Exercise objective: Check each line of the records below and collect those holding "text".

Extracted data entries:
· · · · · · ·
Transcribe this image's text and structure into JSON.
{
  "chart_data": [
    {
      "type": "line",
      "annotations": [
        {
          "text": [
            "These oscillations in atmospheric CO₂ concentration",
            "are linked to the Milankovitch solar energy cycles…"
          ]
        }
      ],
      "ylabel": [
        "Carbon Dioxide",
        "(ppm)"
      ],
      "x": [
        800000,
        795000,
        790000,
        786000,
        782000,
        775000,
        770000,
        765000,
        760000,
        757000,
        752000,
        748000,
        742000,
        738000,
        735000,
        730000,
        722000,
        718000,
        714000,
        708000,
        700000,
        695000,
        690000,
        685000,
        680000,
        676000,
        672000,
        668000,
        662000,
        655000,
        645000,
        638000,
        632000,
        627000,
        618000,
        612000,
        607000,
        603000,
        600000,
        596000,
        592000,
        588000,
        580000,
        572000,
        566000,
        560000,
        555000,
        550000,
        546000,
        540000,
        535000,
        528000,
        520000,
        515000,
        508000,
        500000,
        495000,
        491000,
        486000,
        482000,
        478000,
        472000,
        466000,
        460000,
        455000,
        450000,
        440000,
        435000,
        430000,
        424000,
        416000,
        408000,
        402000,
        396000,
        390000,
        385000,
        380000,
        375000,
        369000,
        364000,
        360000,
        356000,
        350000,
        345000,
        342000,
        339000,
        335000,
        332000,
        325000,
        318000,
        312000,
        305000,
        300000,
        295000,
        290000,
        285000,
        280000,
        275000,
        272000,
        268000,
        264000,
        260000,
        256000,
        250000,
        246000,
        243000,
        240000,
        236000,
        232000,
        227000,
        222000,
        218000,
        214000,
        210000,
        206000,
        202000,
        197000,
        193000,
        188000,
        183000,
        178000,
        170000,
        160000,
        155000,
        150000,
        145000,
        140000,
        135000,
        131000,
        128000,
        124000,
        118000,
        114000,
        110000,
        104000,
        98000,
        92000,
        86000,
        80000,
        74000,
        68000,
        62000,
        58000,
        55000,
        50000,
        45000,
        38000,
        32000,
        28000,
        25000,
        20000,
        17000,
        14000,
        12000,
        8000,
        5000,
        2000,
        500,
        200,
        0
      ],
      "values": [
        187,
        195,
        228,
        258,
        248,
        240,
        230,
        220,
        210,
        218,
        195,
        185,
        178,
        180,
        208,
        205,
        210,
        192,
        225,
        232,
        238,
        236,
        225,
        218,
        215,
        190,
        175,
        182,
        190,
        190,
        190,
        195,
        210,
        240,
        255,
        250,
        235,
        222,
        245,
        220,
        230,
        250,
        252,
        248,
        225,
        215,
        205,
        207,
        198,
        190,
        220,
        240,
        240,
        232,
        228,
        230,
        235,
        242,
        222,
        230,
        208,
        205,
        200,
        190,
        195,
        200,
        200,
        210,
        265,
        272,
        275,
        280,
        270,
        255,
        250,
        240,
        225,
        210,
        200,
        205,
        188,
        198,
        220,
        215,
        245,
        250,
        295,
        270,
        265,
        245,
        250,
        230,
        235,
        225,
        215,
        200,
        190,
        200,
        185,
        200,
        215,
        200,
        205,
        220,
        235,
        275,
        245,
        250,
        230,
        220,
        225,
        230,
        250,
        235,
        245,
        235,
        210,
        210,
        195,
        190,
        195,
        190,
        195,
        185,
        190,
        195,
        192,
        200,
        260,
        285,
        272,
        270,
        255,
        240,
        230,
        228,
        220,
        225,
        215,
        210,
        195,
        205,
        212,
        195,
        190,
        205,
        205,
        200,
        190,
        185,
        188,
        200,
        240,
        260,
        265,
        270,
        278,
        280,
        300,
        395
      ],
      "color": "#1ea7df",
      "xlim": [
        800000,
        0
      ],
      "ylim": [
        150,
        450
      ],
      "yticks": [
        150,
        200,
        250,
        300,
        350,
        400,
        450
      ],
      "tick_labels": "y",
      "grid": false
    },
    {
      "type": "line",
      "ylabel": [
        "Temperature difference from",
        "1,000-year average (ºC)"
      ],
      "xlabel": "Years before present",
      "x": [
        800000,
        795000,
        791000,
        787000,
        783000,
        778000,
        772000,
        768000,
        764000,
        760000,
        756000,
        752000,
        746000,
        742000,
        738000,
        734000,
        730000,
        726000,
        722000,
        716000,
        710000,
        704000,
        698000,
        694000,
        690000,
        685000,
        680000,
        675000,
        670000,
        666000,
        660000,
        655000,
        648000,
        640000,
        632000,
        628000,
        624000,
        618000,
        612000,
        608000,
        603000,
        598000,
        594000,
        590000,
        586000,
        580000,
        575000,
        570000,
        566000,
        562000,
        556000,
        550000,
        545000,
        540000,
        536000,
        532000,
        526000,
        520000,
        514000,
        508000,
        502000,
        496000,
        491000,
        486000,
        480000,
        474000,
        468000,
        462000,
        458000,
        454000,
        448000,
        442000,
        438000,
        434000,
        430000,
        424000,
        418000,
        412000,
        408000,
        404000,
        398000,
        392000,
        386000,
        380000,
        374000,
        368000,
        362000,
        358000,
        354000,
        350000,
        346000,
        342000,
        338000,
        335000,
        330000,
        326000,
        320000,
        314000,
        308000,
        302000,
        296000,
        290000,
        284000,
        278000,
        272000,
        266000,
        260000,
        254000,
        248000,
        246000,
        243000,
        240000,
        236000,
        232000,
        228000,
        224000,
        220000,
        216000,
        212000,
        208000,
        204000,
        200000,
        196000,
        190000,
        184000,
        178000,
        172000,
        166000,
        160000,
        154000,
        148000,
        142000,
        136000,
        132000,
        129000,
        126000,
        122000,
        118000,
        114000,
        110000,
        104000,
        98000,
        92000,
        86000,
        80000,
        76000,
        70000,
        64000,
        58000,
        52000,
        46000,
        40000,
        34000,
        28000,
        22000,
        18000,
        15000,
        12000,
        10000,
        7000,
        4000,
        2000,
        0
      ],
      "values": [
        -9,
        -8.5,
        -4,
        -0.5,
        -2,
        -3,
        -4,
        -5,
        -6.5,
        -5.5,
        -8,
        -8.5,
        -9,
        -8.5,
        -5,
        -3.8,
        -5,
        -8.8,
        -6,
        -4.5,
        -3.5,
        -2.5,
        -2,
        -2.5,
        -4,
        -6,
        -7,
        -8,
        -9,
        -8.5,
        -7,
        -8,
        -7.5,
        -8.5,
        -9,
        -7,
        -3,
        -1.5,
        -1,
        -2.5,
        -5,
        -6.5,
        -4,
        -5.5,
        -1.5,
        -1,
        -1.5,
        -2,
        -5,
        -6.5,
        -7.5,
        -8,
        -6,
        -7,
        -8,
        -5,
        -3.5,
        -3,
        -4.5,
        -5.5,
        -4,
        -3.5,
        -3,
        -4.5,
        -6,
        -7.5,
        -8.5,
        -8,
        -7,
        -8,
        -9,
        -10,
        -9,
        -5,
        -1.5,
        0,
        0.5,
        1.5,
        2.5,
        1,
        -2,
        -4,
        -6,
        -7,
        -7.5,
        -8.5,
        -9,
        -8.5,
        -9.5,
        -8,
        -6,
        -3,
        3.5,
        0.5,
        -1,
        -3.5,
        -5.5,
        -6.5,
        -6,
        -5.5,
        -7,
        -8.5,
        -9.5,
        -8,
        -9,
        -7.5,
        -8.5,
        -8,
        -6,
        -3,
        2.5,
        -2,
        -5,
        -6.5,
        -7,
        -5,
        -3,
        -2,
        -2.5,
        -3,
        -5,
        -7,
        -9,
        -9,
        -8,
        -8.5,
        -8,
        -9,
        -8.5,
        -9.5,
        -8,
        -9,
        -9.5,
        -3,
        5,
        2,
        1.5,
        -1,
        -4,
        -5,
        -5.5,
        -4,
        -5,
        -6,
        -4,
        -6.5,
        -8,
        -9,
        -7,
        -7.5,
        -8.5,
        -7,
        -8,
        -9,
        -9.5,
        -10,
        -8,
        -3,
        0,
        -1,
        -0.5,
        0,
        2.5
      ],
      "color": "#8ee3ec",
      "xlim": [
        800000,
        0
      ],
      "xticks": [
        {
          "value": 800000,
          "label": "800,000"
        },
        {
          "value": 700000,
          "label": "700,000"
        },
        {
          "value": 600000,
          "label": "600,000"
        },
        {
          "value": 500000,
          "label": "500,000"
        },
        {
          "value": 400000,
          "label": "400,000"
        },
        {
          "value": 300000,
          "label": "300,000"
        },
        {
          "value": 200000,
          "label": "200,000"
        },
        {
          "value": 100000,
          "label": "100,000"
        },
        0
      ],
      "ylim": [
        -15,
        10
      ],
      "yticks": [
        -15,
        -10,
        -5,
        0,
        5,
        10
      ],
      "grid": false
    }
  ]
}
· · · · · · ·
Right answer:
Transcribe this image's text and structure into JSON.
          "text": [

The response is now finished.